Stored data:
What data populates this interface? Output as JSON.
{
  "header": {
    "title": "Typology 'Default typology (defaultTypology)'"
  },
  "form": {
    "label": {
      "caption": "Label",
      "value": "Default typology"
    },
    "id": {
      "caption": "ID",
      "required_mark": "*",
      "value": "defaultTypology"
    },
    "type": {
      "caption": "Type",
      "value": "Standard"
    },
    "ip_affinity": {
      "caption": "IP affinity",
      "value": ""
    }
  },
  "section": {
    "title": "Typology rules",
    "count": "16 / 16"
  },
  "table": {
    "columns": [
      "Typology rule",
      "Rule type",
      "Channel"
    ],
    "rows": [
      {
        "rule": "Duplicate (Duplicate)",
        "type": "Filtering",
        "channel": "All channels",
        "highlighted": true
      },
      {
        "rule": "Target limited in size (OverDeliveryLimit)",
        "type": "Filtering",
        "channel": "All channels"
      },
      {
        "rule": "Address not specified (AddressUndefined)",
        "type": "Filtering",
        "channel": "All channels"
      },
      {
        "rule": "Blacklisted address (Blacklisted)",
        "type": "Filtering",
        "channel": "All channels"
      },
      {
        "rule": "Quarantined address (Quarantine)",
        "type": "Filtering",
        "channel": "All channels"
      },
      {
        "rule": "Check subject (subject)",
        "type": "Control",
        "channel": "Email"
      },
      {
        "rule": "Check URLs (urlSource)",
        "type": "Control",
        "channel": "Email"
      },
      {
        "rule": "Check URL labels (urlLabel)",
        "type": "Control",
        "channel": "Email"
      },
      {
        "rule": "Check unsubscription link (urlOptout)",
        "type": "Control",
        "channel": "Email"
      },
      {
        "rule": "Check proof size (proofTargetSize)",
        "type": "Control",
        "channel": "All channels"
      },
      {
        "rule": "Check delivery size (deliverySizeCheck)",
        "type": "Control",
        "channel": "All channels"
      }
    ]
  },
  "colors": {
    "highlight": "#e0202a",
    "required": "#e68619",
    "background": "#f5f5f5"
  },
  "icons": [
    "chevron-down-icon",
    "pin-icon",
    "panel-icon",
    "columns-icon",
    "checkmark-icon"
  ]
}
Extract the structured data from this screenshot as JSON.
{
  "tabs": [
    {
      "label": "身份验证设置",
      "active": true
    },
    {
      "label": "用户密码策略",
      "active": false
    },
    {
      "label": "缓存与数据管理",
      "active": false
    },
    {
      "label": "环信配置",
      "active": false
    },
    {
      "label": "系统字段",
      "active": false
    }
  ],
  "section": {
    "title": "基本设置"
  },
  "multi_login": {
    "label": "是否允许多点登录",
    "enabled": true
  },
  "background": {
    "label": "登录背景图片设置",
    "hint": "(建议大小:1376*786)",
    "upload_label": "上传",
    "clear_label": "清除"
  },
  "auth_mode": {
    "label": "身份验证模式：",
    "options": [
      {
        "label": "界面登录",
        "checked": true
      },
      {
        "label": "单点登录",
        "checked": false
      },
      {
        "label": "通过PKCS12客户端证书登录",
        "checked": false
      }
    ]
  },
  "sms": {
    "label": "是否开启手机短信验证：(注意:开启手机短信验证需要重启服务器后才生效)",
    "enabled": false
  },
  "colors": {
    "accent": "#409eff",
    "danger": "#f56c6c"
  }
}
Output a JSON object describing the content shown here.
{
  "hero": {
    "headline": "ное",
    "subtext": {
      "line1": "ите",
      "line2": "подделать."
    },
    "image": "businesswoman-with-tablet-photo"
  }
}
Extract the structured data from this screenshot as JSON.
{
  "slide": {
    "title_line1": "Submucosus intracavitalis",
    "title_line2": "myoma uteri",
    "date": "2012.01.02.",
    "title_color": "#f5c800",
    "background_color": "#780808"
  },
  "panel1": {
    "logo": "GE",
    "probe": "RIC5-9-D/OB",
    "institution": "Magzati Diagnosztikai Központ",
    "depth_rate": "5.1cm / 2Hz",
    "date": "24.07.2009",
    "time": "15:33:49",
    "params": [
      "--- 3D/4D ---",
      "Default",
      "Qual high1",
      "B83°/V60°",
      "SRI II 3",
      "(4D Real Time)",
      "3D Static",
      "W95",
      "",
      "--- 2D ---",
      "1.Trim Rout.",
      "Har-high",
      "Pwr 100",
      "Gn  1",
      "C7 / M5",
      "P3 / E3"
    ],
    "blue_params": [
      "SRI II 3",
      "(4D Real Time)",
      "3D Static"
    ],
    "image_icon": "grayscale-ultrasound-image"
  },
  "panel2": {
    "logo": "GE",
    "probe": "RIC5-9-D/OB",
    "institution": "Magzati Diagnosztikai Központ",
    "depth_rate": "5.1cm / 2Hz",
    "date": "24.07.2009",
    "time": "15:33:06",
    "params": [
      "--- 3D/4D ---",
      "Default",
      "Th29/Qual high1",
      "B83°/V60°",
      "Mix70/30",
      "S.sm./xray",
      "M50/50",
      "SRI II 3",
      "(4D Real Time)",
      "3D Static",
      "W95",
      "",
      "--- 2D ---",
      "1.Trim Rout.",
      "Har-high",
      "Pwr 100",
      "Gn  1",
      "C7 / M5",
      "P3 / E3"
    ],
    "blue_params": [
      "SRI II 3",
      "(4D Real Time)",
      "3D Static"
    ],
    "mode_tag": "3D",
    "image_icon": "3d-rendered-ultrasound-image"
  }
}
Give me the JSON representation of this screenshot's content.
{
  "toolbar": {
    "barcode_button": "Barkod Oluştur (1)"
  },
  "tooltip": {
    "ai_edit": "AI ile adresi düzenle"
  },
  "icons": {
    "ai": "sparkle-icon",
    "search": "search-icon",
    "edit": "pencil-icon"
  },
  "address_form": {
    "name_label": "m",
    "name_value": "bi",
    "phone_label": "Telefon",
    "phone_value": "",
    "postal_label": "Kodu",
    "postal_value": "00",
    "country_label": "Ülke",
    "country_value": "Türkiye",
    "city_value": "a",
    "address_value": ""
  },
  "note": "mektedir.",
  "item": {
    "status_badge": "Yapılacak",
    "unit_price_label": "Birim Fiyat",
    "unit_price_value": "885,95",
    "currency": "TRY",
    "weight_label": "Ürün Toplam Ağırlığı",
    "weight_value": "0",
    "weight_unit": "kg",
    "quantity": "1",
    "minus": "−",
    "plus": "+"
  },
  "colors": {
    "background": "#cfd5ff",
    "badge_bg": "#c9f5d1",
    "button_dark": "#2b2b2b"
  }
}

§ **Task requirements**
Tally up the lines holding the word "Output" in the data above, and answer with that figure only.

§ **Result below**
2